Extracted information:
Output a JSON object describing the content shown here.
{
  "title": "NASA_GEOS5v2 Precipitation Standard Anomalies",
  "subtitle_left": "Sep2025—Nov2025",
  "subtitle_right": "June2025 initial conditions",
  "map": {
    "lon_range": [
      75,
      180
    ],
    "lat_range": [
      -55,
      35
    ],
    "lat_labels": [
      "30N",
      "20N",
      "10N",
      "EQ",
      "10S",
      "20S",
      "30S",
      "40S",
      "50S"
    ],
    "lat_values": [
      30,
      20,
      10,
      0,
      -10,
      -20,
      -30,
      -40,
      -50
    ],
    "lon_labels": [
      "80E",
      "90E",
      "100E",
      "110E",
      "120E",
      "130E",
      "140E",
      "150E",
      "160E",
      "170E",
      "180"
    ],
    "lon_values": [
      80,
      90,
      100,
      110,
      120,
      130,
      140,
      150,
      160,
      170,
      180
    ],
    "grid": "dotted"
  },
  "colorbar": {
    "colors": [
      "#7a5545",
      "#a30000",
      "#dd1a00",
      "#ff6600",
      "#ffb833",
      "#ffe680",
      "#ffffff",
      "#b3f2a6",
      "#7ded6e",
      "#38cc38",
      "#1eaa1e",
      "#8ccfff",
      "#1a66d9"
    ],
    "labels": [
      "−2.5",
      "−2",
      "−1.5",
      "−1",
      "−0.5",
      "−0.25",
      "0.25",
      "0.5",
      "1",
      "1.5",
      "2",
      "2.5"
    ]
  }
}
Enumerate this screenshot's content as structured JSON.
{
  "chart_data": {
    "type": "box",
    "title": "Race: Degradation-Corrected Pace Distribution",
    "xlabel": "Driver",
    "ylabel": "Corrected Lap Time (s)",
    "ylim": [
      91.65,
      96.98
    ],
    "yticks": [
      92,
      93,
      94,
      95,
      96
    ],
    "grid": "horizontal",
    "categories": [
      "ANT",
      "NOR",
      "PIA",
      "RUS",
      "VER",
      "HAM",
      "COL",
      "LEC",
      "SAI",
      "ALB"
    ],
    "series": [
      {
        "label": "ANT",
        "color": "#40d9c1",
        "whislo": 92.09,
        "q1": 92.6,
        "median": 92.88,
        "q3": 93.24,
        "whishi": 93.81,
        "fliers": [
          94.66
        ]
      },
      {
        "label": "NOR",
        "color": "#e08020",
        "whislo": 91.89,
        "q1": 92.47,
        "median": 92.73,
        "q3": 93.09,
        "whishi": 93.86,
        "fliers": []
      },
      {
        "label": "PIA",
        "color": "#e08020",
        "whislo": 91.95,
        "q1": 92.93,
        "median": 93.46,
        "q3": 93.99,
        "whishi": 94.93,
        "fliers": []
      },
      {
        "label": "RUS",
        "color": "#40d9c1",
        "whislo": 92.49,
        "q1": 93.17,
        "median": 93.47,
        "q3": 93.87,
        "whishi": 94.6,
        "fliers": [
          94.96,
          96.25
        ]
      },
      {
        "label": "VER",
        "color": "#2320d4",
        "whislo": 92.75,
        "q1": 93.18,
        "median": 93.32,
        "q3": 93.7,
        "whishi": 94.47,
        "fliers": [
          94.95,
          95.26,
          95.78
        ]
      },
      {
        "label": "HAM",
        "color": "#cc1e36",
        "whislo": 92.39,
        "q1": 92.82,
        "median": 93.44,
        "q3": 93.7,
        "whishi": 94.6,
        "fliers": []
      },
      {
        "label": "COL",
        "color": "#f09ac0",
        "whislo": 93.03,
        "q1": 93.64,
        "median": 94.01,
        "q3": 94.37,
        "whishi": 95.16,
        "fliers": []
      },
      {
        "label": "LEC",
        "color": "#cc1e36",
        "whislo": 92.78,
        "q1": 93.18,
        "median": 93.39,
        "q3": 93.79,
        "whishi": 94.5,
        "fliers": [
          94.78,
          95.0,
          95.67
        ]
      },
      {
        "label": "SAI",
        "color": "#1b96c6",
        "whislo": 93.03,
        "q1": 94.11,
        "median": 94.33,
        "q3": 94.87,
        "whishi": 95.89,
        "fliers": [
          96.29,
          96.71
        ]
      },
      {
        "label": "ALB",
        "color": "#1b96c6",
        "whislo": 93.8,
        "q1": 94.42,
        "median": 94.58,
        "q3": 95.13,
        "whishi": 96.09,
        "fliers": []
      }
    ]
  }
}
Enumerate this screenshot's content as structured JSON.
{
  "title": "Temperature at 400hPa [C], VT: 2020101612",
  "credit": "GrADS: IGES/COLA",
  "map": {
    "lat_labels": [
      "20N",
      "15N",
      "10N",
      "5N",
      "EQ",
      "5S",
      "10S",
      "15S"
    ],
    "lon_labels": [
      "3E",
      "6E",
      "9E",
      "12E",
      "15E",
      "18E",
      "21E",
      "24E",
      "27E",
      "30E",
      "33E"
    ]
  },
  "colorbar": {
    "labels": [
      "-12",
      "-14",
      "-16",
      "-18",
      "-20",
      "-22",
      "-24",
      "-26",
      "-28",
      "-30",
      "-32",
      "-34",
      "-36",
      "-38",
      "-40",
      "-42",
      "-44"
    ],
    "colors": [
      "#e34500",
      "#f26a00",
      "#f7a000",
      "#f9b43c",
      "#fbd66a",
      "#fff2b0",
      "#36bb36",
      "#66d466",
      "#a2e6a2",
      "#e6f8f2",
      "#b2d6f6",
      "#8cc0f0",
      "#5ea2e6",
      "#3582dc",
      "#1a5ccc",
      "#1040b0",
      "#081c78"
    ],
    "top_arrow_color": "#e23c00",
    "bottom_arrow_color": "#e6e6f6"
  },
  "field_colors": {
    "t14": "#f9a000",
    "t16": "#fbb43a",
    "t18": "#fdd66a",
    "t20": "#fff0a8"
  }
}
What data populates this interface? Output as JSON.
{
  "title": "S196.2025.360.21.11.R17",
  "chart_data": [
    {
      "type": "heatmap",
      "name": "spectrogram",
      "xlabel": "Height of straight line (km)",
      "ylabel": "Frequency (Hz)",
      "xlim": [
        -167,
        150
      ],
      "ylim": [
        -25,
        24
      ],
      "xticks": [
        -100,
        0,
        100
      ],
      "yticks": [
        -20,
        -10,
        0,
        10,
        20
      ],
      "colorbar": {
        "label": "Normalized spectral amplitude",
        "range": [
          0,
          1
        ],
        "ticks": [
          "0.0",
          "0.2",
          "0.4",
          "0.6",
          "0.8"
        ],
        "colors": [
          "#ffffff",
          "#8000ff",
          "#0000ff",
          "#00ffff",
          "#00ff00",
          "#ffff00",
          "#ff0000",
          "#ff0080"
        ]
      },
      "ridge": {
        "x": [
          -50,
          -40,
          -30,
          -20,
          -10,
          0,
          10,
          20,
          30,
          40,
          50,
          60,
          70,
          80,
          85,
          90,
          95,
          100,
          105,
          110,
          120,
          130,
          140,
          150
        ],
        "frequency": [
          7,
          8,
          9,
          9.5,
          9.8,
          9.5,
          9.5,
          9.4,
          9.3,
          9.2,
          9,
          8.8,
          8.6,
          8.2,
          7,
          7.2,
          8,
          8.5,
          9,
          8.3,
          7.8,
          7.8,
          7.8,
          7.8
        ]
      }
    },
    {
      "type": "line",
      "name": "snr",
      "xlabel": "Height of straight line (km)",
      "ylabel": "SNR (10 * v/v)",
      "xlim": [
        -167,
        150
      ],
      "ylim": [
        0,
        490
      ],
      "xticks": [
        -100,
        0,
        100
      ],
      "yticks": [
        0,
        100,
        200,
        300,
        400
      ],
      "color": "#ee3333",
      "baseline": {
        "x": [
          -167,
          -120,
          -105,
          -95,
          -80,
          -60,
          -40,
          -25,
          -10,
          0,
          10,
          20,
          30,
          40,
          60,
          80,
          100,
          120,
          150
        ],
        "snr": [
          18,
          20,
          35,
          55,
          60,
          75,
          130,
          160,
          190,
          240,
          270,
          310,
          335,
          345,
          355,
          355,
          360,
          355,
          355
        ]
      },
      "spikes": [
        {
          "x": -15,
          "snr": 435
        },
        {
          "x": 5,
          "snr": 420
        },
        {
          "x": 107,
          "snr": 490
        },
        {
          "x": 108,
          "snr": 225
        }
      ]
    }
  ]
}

What you should do: Wherever the string "JSON" appears in the entries above, list that line.

Task response:
Output a JSON object describing the content shown here.
Enumerate this screenshot's content as structured JSON.
Enumerate this screenshot's content as structured JSON.
What data populates this interface? Output as JSON.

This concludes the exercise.